### DO THIS
Copy each line where the word "prior" occurs.

### PROVIDED DATA
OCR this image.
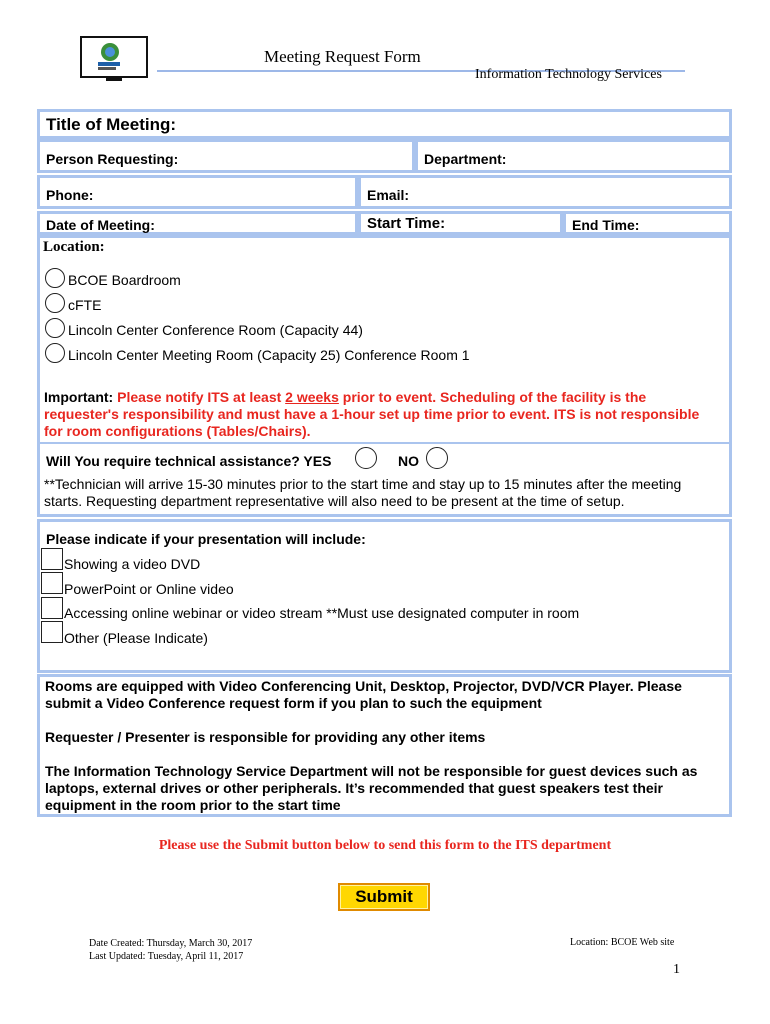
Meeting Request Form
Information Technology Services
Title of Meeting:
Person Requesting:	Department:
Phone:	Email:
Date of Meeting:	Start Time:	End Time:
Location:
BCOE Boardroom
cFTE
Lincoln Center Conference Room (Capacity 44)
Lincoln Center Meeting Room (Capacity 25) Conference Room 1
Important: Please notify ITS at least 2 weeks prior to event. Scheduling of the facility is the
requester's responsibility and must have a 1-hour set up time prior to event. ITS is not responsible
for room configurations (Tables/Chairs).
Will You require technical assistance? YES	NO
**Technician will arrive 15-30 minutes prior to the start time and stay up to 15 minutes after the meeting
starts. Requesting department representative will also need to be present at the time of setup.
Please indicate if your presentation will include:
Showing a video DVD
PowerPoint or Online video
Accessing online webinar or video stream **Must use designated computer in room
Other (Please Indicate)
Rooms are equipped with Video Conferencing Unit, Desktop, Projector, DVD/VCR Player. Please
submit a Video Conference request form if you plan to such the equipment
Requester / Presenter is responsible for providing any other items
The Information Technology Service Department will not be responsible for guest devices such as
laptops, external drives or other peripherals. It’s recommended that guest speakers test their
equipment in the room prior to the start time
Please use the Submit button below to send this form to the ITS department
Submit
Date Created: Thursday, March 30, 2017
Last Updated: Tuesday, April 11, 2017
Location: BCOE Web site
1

### TASK RESPONSE
Important: Please notify ITS at least 2 weeks prior to event. Scheduling of the facility is the
requester's responsibility and must have a 1-hour set up time prior to event. ITS is not responsible
**Technician will arrive 15-30 minutes prior to the start time and stay up to 15 minutes after the meeting
equipment in the room prior to the start time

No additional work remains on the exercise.